• [Dataset listings of figures]
■ ■ ■ ■ ■ ■ ■
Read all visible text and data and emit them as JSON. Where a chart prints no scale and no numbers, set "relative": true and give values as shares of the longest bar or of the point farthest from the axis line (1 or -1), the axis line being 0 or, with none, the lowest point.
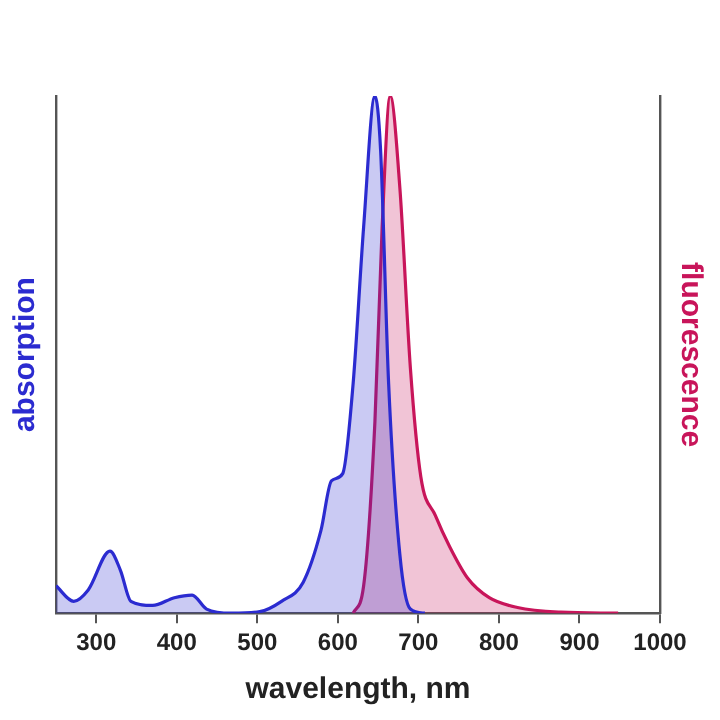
{
  "chart_data": {
    "type": "area",
    "xlabel": "wavelength, nm",
    "ylabel": "absorption",
    "y2label": "fluorescence",
    "relative": true,
    "xlim": [
      250,
      1000
    ],
    "xticks": [
      300,
      400,
      500,
      600,
      700,
      800,
      900,
      1000
    ],
    "grid": false,
    "legend": false,
    "marker": "none",
    "series": [
      {
        "color": "#2b2bd0",
        "x": [
          250,
          272,
          290,
          317,
          330,
          343,
          370,
          397,
          419,
          437,
          468,
          503,
          530,
          557,
          579,
          592,
          606,
          619,
          632,
          646,
          653,
          663,
          677,
          690,
          708
        ],
        "values": [
          0.053,
          0.023,
          0.045,
          0.12,
          0.083,
          0.023,
          0.015,
          0.03,
          0.035,
          0.008,
          0,
          0.003,
          0.023,
          0.06,
          0.16,
          0.256,
          0.27,
          0.445,
          0.747,
          1,
          0.897,
          0.445,
          0.113,
          0.008,
          0
        ]
      },
      {
        "color": "#c8155a",
        "axis": "y2",
        "x": [
          619,
          632,
          646,
          655,
          665,
          677,
          690,
          703,
          721,
          739,
          761,
          788,
          823,
          877,
          948
        ],
        "values": [
          0,
          0.053,
          0.37,
          0.747,
          1,
          0.822,
          0.475,
          0.264,
          0.189,
          0.128,
          0.068,
          0.03,
          0.011,
          0.002,
          0
        ]
      }
    ]
  }
}
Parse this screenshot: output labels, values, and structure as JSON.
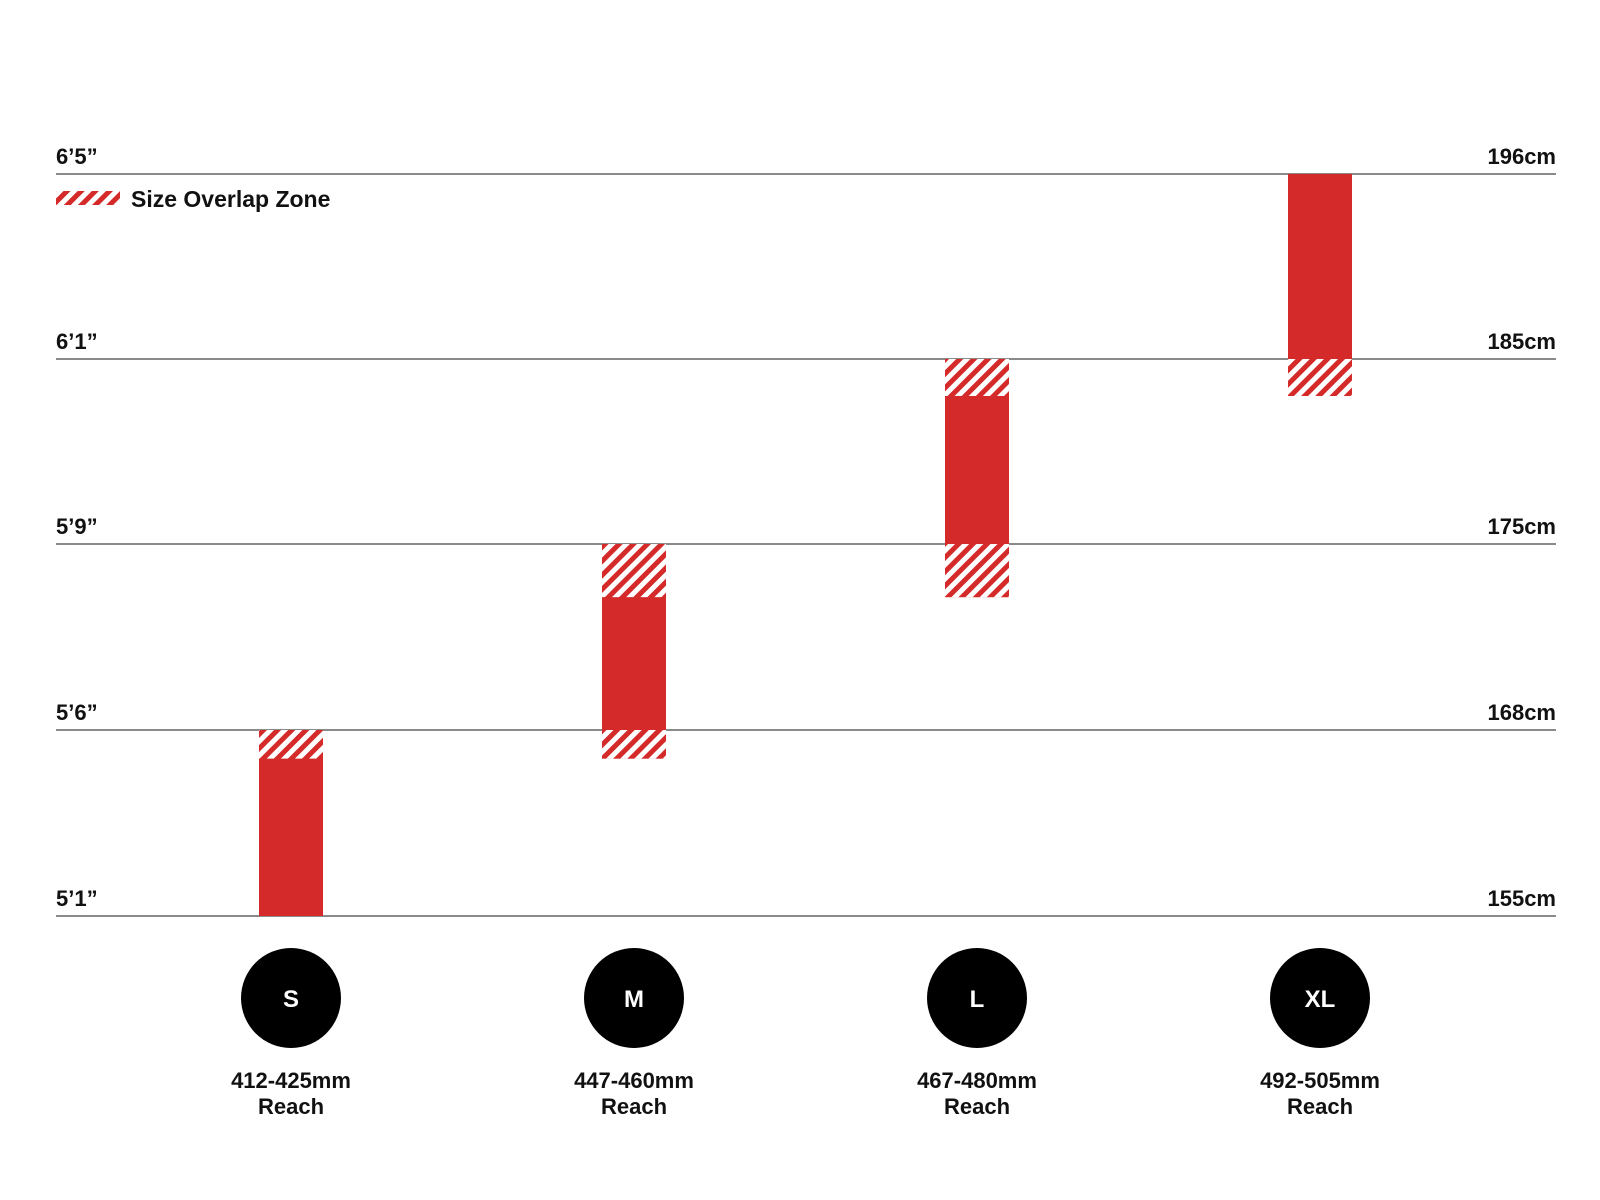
■ ■ ■ ■ ■ ■ ■
All of the entries need to be transcribed word for word; pictures are left out.

• [Full answer]
Read all visible text and data and emit them as JSON. Where a chart prints no scale and no numbers, set "relative": true and give values as shares of the longest bar or of the point farthest from the axis line (1 or -1), the axis line being 0 or, with none, the lowest point.
{
  "chart_data": {
    "type": "area",
    "xlabel": "wavelength, nm",
    "ylabel": "absorption",
    "y2label": "fluorescence",
    "relative": true,
    "xlim": [
      250,
      1000
    ],
    "xticks": [
      300,
      400,
      500,
      600,
      700,
      800,
      900,
      1000
    ],
    "grid": false,
    "legend": false,
    "marker": "none",
    "series": [
      {
        "color": "#2b2bd0",
        "x": [
          250,
          272,
          290,
          317,
          330,
          343,
          370,
          397,
          419,
          437,
          468,
          503,
          530,
          557,
          579,
          592,
          606,
          619,
          632,
          646,
          653,
          663,
          677,
          690,
          708
        ],
        "values": [
          0.053,
          0.023,
          0.045,
          0.12,
          0.083,
          0.023,
          0.015,
          0.03,
          0.035,
          0.008,
          0,
          0.003,
          0.023,
          0.06,
          0.16,
          0.256,
          0.27,
          0.445,
          0.747,
          1,
          0.897,
          0.445,
          0.113,
          0.008,
          0
        ]
      },
      {
        "color": "#c8155a",
        "axis": "y2",
        "x": [
          619,
          632,
          646,
          655,
          665,
          677,
          690,
          703,
          721,
          739,
          761,
          788,
          823,
          877,
          948
        ],
        "values": [
          0,
          0.053,
          0.37,
          0.747,
          1,
          0.822,
          0.475,
          0.264,
          0.189,
          0.128,
          0.068,
          0.03,
          0.011,
          0.002,
          0
        ]
      }
    ]
  }
}
Parse this screenshot: output labels, values, and structure as JSON.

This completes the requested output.